__Written task__. Locate every line in the material below that has the word "Fund". Copy each of those lines.

Items from a data source
* * * *

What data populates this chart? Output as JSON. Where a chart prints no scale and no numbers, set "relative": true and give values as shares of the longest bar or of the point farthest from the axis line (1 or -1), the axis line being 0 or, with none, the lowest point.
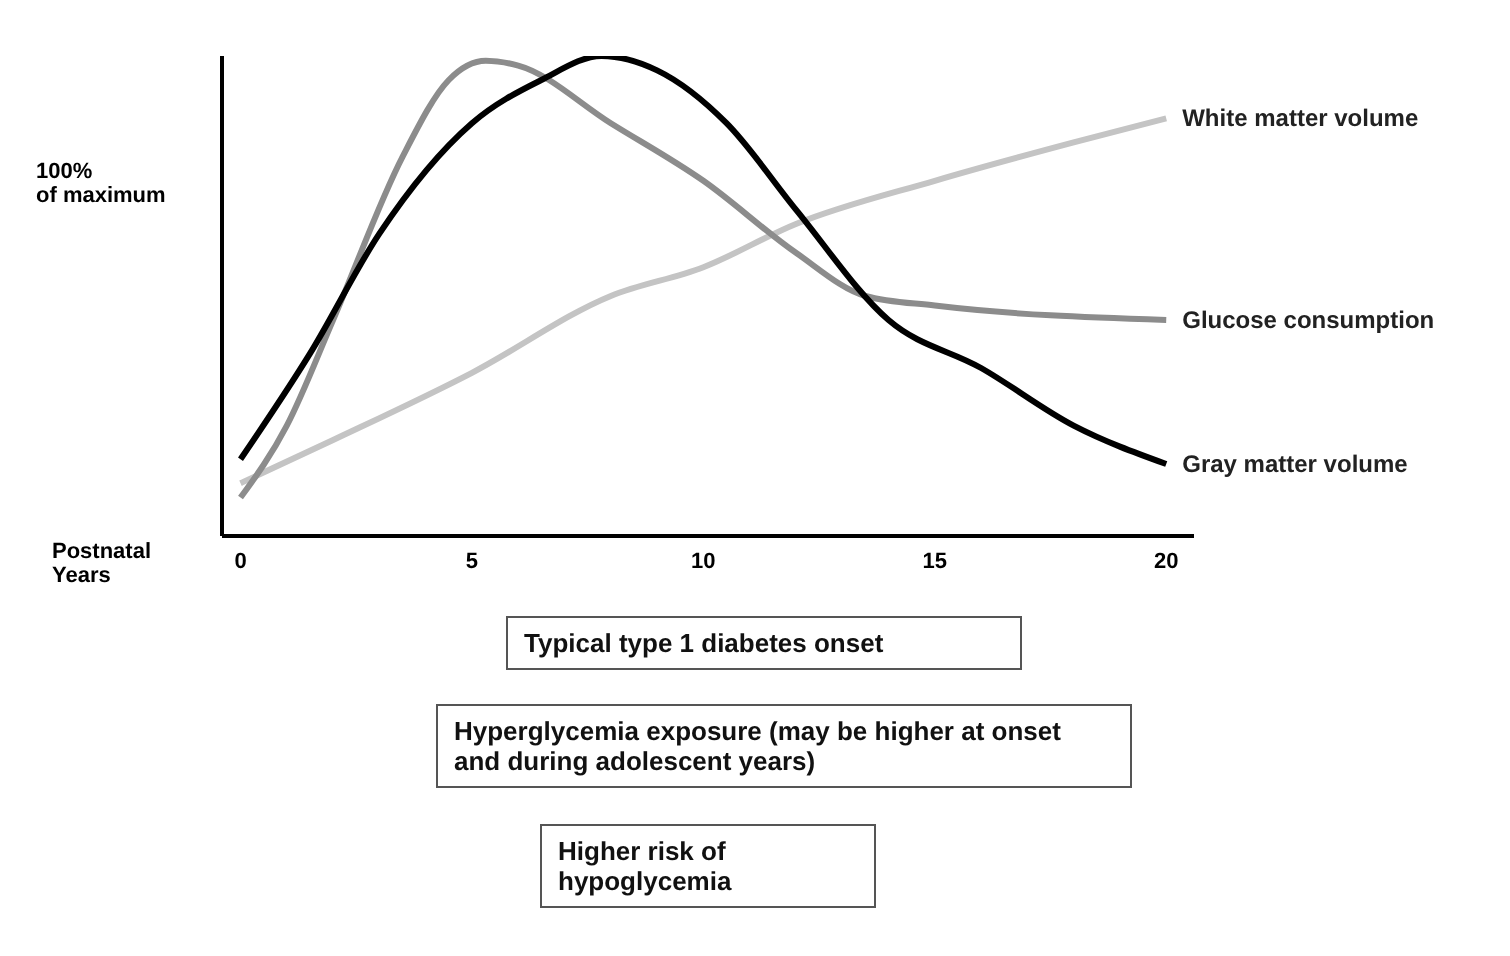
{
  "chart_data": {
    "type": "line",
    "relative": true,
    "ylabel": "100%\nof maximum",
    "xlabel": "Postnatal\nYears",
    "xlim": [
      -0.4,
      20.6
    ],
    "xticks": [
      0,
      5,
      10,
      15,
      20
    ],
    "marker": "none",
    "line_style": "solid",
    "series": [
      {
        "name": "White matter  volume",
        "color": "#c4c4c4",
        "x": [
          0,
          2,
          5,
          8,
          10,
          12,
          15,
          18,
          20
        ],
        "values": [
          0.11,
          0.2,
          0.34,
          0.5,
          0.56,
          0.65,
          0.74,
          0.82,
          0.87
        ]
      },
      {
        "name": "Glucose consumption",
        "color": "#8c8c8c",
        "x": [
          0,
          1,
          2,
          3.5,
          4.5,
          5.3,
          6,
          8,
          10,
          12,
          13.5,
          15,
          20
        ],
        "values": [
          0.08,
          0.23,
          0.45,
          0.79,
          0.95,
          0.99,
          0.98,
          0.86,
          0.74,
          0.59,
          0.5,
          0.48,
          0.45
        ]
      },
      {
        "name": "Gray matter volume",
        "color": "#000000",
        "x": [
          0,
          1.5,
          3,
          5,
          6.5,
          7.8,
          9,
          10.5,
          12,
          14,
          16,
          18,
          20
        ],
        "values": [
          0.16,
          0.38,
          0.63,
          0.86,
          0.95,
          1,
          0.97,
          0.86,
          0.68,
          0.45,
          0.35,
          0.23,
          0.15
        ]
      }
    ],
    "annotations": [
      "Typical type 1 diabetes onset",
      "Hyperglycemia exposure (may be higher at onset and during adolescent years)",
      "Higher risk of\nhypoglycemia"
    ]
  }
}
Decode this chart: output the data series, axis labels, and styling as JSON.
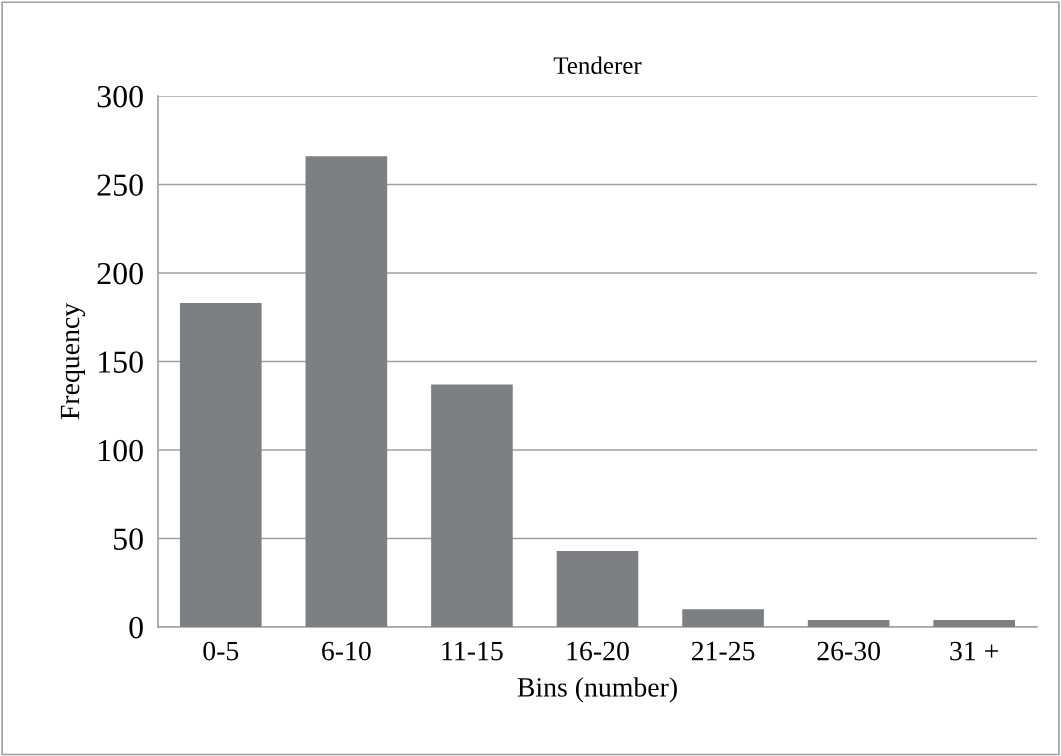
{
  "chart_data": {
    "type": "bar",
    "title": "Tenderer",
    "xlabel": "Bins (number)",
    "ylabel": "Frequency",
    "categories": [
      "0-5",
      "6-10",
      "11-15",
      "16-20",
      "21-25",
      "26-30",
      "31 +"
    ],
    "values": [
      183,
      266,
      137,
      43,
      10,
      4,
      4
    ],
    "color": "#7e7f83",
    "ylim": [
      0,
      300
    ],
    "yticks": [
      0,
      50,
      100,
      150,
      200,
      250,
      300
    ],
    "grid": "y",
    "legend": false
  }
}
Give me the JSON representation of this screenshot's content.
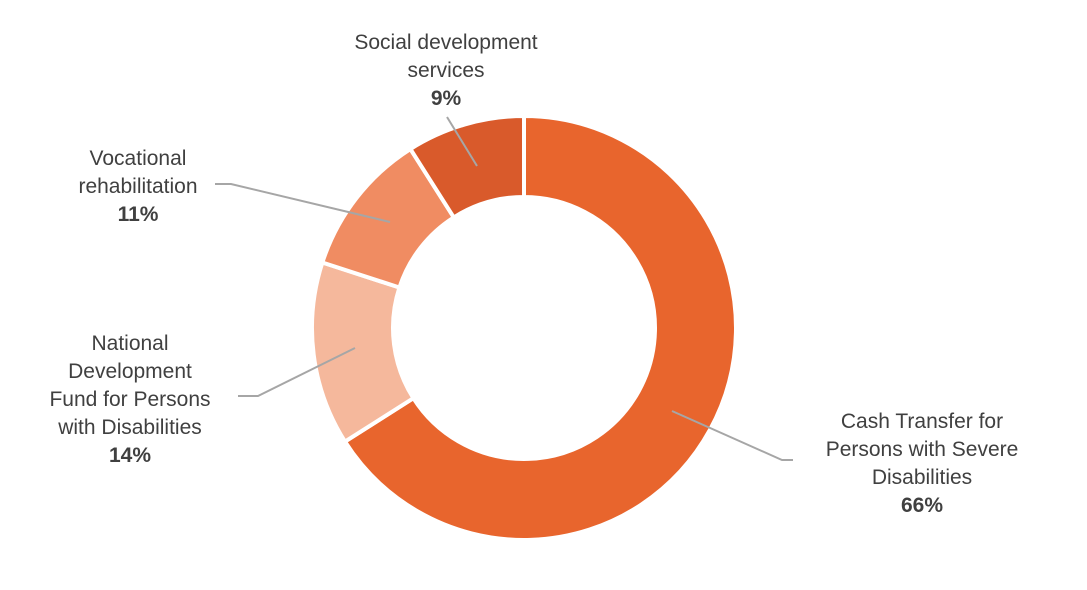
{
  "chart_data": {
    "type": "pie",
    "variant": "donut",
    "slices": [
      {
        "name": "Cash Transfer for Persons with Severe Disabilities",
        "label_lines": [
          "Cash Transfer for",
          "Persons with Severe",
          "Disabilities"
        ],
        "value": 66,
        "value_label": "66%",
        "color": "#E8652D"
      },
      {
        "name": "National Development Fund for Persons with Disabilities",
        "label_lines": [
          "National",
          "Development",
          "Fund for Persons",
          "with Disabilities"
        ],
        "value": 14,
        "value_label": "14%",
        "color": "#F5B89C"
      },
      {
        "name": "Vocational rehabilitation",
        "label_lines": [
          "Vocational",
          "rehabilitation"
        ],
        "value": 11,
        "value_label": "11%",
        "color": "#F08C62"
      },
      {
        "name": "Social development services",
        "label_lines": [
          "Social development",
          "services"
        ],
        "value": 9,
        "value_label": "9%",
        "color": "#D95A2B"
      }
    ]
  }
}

* * * *

__Solution for this exercise__.
        "name": "National Development Fund for Persons with Disabilities",
          "Fund for Persons",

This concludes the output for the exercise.